START The data

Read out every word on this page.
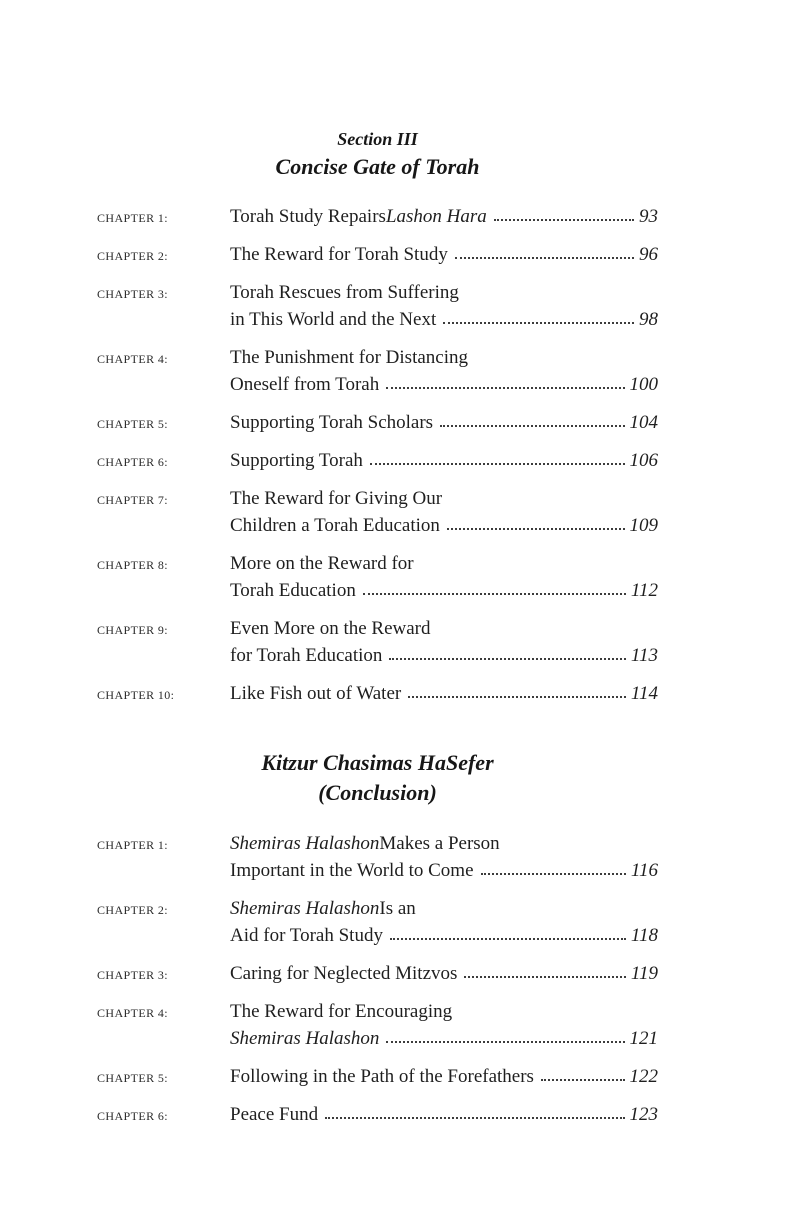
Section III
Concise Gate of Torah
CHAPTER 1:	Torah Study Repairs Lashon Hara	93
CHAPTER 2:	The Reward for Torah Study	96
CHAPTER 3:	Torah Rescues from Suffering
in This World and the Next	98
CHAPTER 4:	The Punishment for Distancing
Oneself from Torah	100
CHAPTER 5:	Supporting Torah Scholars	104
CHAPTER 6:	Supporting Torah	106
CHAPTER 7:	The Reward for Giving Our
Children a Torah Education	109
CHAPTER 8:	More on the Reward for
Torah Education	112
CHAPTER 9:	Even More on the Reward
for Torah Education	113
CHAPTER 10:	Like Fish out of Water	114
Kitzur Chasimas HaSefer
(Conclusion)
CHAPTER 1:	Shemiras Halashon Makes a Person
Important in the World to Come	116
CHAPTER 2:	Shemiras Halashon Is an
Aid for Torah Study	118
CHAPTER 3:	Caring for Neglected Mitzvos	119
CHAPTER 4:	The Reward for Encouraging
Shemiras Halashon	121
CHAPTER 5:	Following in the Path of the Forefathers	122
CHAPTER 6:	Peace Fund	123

END The data

#### [Task to complete]
Pictures stay out of the copy; please restate every record above exactly.

#### [The reply]
Read out every word on this page.
Section III
Concise Gate of Torah
CHAPTER 1:	Torah Study Repairs Lashon Hara	93
CHAPTER 2:	The Reward for Torah Study	96
CHAPTER 3:	Torah Rescues from Suffering
in This World and the Next	98
CHAPTER 4:	The Punishment for Distancing
Oneself from Torah	100
CHAPTER 5:	Supporting Torah Scholars	104
CHAPTER 6:	Supporting Torah	106
CHAPTER 7:	The Reward for Giving Our
Children a Torah Education	109
CHAPTER 8:	More on the Reward for
Torah Education	112
CHAPTER 9:	Even More on the Reward
for Torah Education	113
CHAPTER 10:	Like Fish out of Water	114
Kitzur Chasimas HaSefer
(Conclusion)
CHAPTER 1:	Shemiras Halashon Makes a Person
Important in the World to Come	116
CHAPTER 2:	Shemiras Halashon Is an
Aid for Torah Study	118
CHAPTER 3:	Caring for Neglected Mitzvos	119
CHAPTER 4:	The Reward for Encouraging
Shemiras Halashon	121
CHAPTER 5:	Following in the Path of the Forefathers	122
CHAPTER 6:	Peace Fund	123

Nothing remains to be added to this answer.